:: Data excerpts ::

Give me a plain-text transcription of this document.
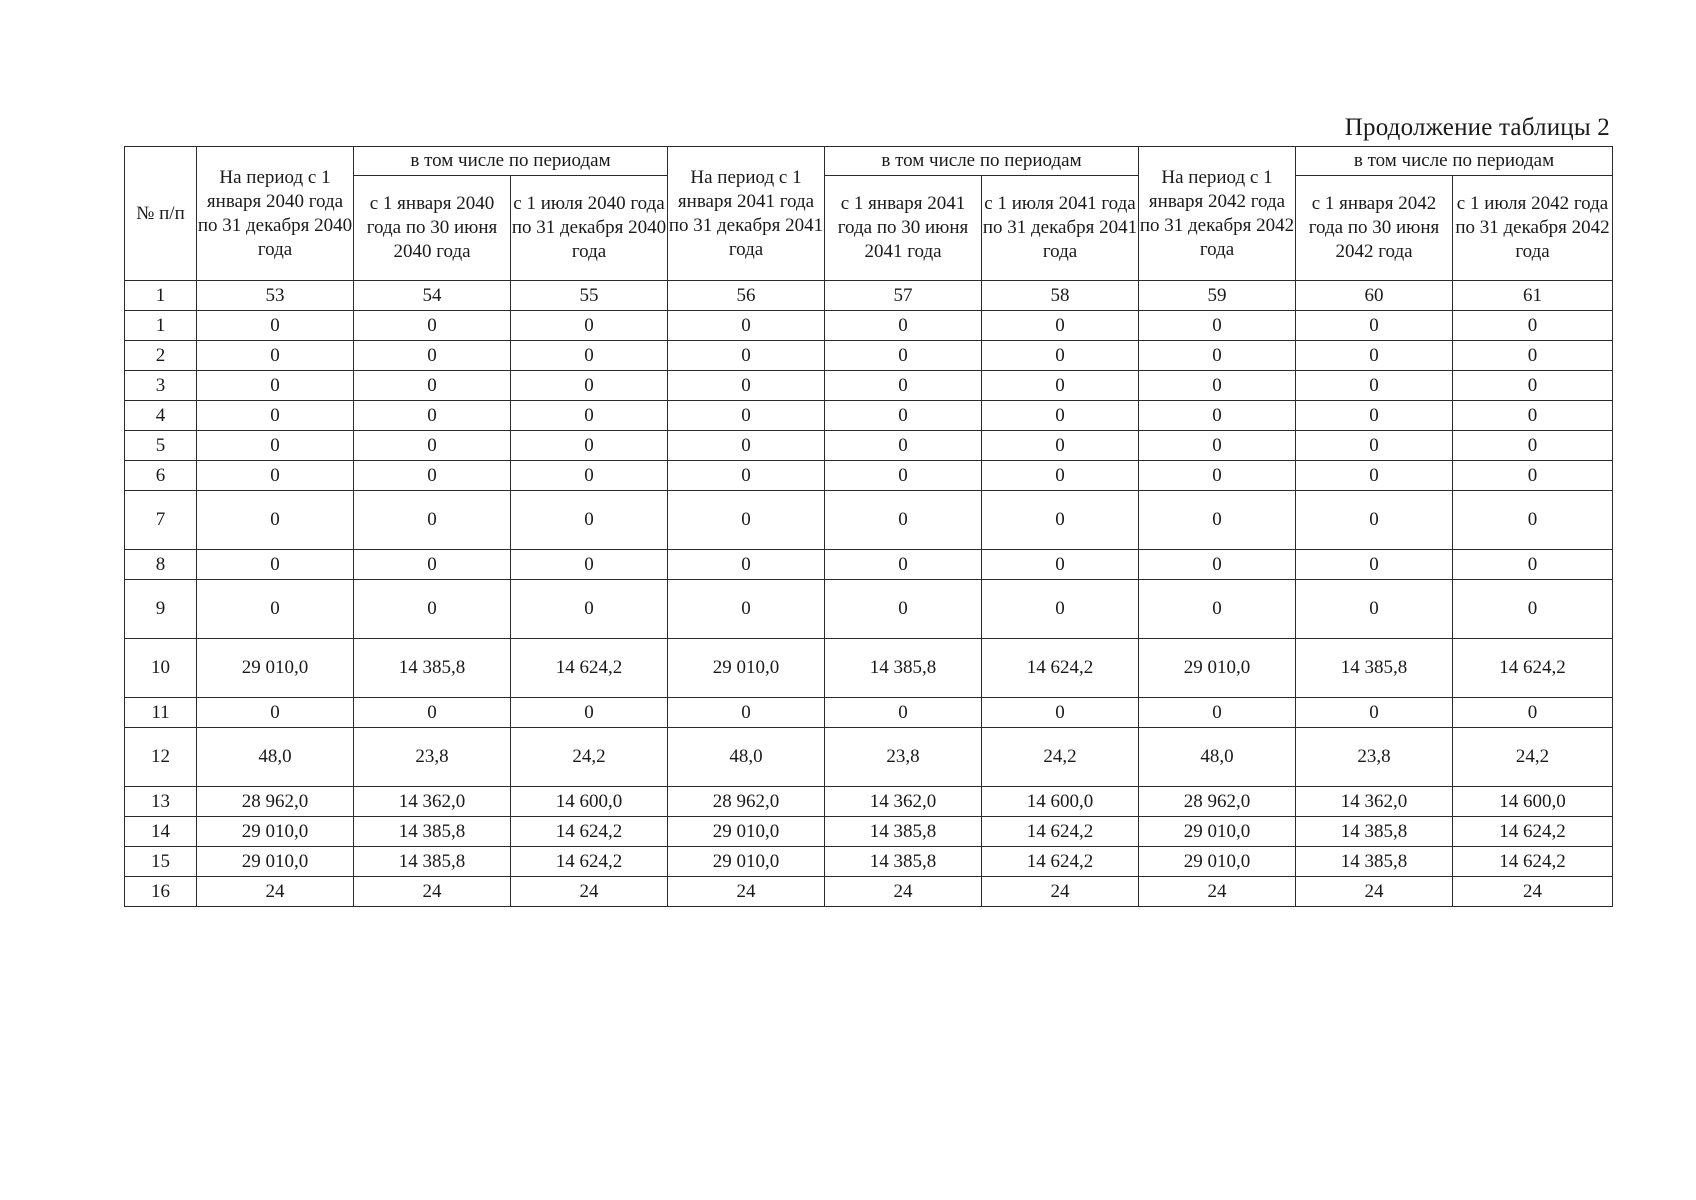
Продолжение таблицы 2
№ п/п	На период с 1 января 2040 года по 31 декабря 2040 года	в том числе по периодам		На период с 1 января 2041 года по 31 декабря 2041 года	в том числе по периодам		На период с 1 января 2042 года по 31 декабря 2042 года	в том числе по периодам	
		с 1 января 2040 года по 30 июня 2040 года	с 1 июля 2040 года по 31 декабря 2040 года		с 1 января 2041 года по 30 июня 2041 года	с 1 июля 2041 года по 31 декабря 2041 года		с 1 января 2042 года по 30 июня 2042 года	с 1 июля 2042 года по 31 декабря 2042 года
1	53	54	55	56	57	58	59	60	61
1	0	0	0	0	0	0	0	0	0
2	0	0	0	0	0	0	0	0	0
3	0	0	0	0	0	0	0	0	0
4	0	0	0	0	0	0	0	0	0
5	0	0	0	0	0	0	0	0	0
6	0	0	0	0	0	0	0	0	0
7	0	0	0	0	0	0	0	0	0
8	0	0	0	0	0	0	0	0	0
9	0	0	0	0	0	0	0	0	0
10	29 010,0	14 385,8	14 624,2	29 010,0	14 385,8	14 624,2	29 010,0	14 385,8	14 624,2
11	0	0	0	0	0	0	0	0	0
12	48,0	23,8	24,2	48,0	23,8	24,2	48,0	23,8	24,2
13	28 962,0	14 362,0	14 600,0	28 962,0	14 362,0	14 600,0	28 962,0	14 362,0	14 600,0
14	29 010,0	14 385,8	14 624,2	29 010,0	14 385,8	14 624,2	29 010,0	14 385,8	14 624,2
15	29 010,0	14 385,8	14 624,2	29 010,0	14 385,8	14 624,2	29 010,0	14 385,8	14 624,2
16	24	24	24	24	24	24	24	24	24
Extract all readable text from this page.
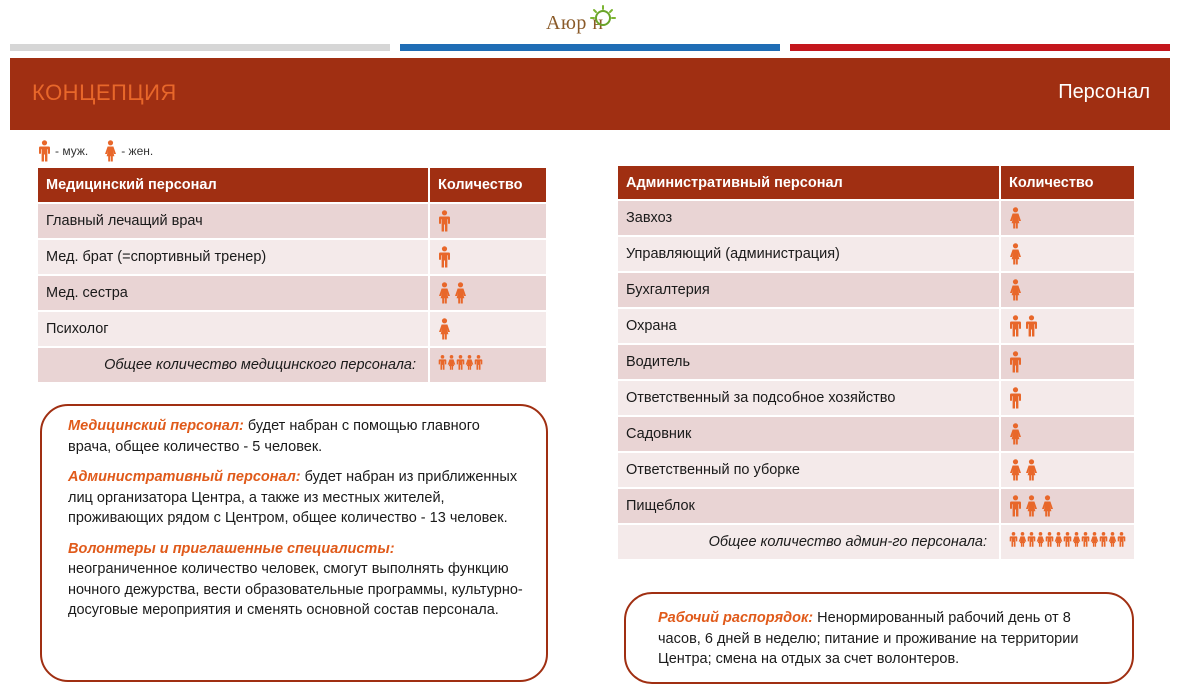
Аюр н
КОНЦЕПЦИЯ	Персонал
- муж.	- жен.
Медицинский персонал	Количество
Главный лечащий врач	

Мед. брат (=спортивный тренер)	

Мед. сестра	

Психолог	

Общее количество медицинского персонала:	
Административный персонал	Количество
Завхоз	

Управляющий (администрация)	

Бухгалтерия	

Охрана	

Водитель	

Ответственный за подсобное хозяйство	

Садовник	

Ответственный по уборке	

Пищеблок	

Общее количество админ-го персонала:	

Медицинский персонал: будет набран с помощью главного врача, общее количество - 5 человек.

Административный персонал: будет набран из приближенных лиц организатора Центра, а также из местных жителей, проживающих рядом с Центром, общее количество - 13 человек.

Волонтеры и приглашенные специалисты:
неограниченное количество человек, смогут выполнять функцию ночного дежурства, вести образовательные программы, культурно-досуговые мероприятия и сменять основной состав персонала.	Рабочий распорядок: Ненормированный рабочий день от 8 часов, 6 дней в неделю; питание и проживание на территории Центра; смена на отдых за счет волонтеров.
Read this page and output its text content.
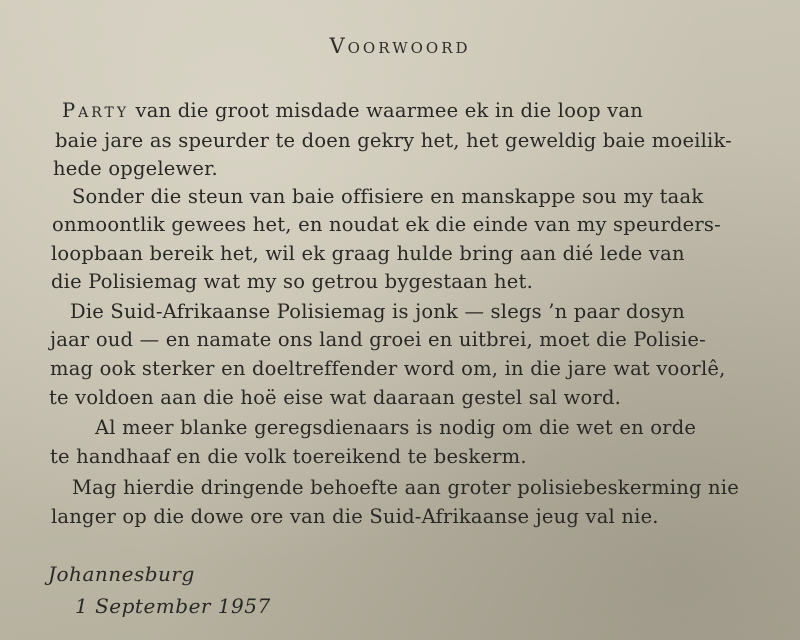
Voorwoord
Party van die groot misdade waarmee ek in die loop van
baie jare as speurder te doen gekry het, het geweldig baie moeilik-
hede opgelewer.
Sonder die steun van baie offisiere en manskappe sou my taak
onmoontlik gewees het, en noudat ek die einde van my speurders-
loopbaan bereik het, wil ek graag hulde bring aan dié lede van
die Polisiemag wat my so getrou bygestaan het.
Die Suid-Afrikaanse Polisiemag is jonk — slegs ’n paar dosyn
jaar oud — en namate ons land groei en uitbrei, moet die Polisie-
mag ook sterker en doeltreffender word om, in die jare wat voorlê,
te voldoen aan die hoë eise wat daaraan gestel sal word.
Al meer blanke geregsdienaars is nodig om die wet en orde
te handhaaf en die volk toereikend te beskerm.
Mag hierdie dringende behoefte aan groter polisiebeskerming nie
langer op die dowe ore van die Suid-Afrikaanse jeug val nie.
Johannesburg
1 September 1957
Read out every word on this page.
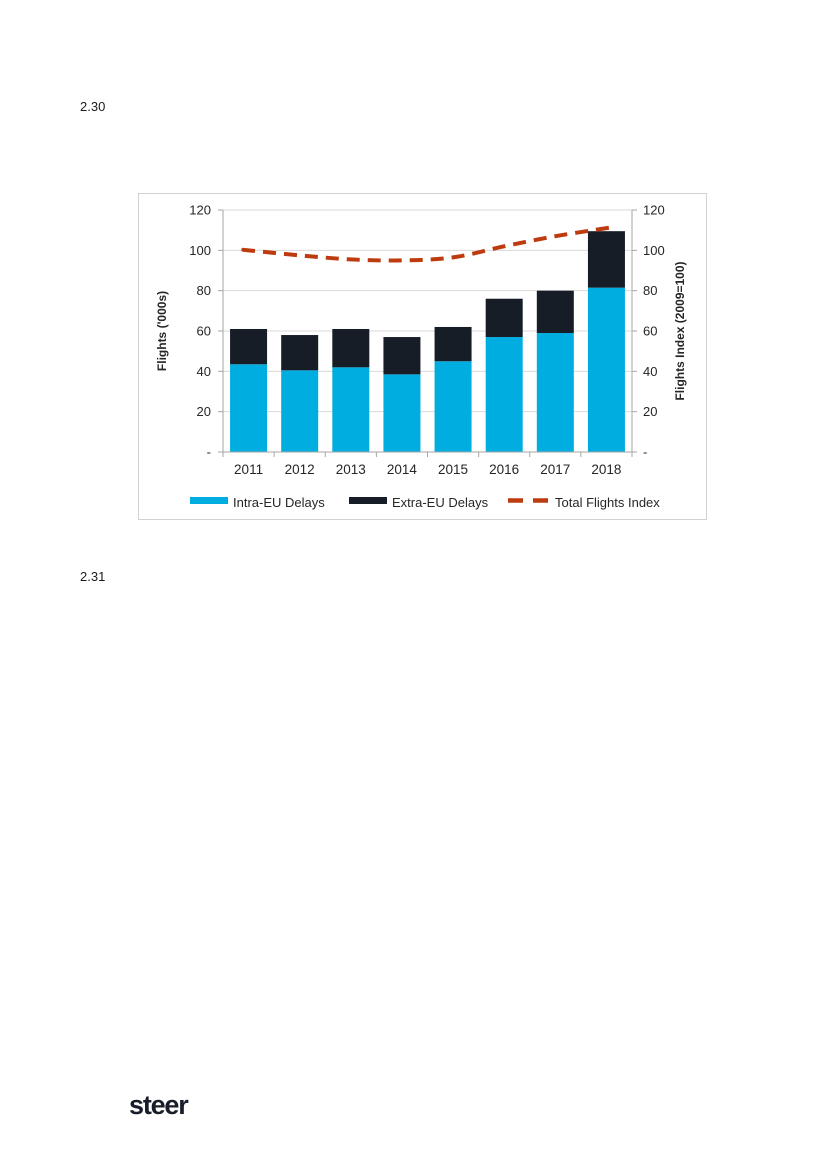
2.30
-	-
20	20
40	40
60	60
80	80
100	100
120	120
2011 2012 2013 2014 2015 2016 2017 2018
Flights ('000s)	Flights Index (2009=100)
Intra-EU Delays	Extra-EU Delays	Total Flights Index
2.31
steer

:::

- What to produce:
Exclude all pictures and reproduce verbatim the lines running from the line that contains "Read out every word on this page." to the end of the data above, both ends included.

- Task solution:
Read out every word on this page.
2.30
-	-
20	20
40	40
60	60
80	80
100	100
120	120
2011 2012 2013 2014 2015 2016 2017 2018
Flights ('000s)	Flights Index (2009=100)
Intra-EU Delays	Extra-EU Delays	Total Flights Index
2.31
steer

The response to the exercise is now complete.